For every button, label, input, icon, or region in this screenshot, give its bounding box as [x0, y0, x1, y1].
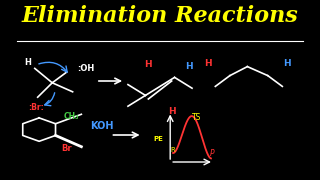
Text: :OH: :OH — [77, 64, 94, 73]
Text: H: H — [185, 62, 193, 71]
Text: Br: Br — [61, 144, 72, 153]
Text: H: H — [283, 58, 291, 68]
Text: CH₃: CH₃ — [64, 112, 79, 121]
Text: TS: TS — [192, 113, 201, 122]
Text: Elimination Reactions: Elimination Reactions — [22, 5, 298, 27]
Text: P: P — [210, 149, 215, 158]
Text: KOH: KOH — [90, 121, 114, 131]
Text: PE: PE — [153, 136, 163, 142]
Text: H: H — [204, 58, 212, 68]
Text: R: R — [171, 147, 175, 153]
Text: :Br:: :Br: — [28, 103, 44, 112]
Text: H: H — [145, 60, 152, 69]
Text: H: H — [24, 58, 31, 67]
Text: H: H — [168, 107, 175, 116]
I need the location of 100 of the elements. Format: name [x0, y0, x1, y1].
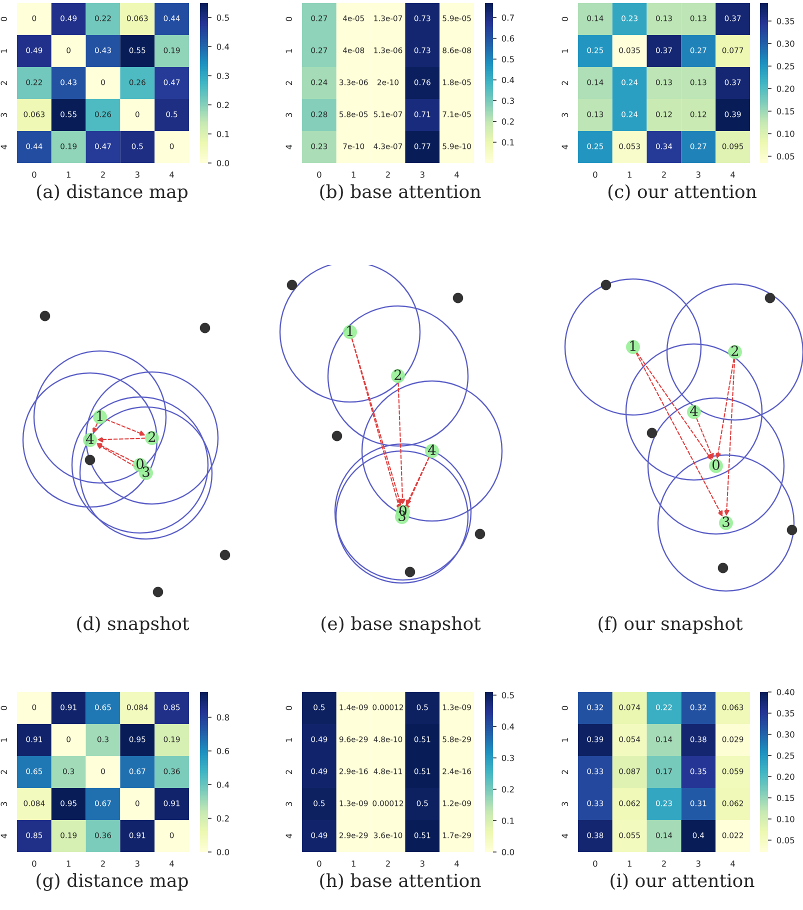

Exercise brief: Please convert all the entries above into a numbered list, leaving out blank lines and the pictures.

Exercise response:
1. For every button, label, input, icon, or region in this screenshot, give its bounding box as [x0, y0, x1, y1].
2. Text: :OH: :OH — [77, 64, 94, 73]
3. Text: H: H — [185, 62, 193, 71]
4. Text: Br: Br — [61, 144, 72, 153]
5. Text: H: H — [283, 58, 291, 68]
6. Text: CH₃: CH₃ — [64, 112, 79, 121]
7. Text: TS: TS — [192, 113, 201, 122]
8. Text: Elimination Reactions: Elimination Reactions — [22, 5, 298, 27]
9. Text: P: P — [210, 149, 215, 158]
10. Text: KOH: KOH — [90, 121, 114, 131]
11. Text: PE: PE — [153, 136, 163, 142]
12. Text: H: H — [204, 58, 212, 68]
13. Text: R: R — [171, 147, 175, 153]
14. Text: :Br:: :Br: — [28, 103, 44, 112]
15. Text: H: H — [145, 60, 152, 69]
16. Text: H: H — [24, 58, 31, 67]
17. Text: H: H — [168, 107, 175, 116]
18. I need the location of 100 of the elements. Format: name [x0, y0, x1, y1].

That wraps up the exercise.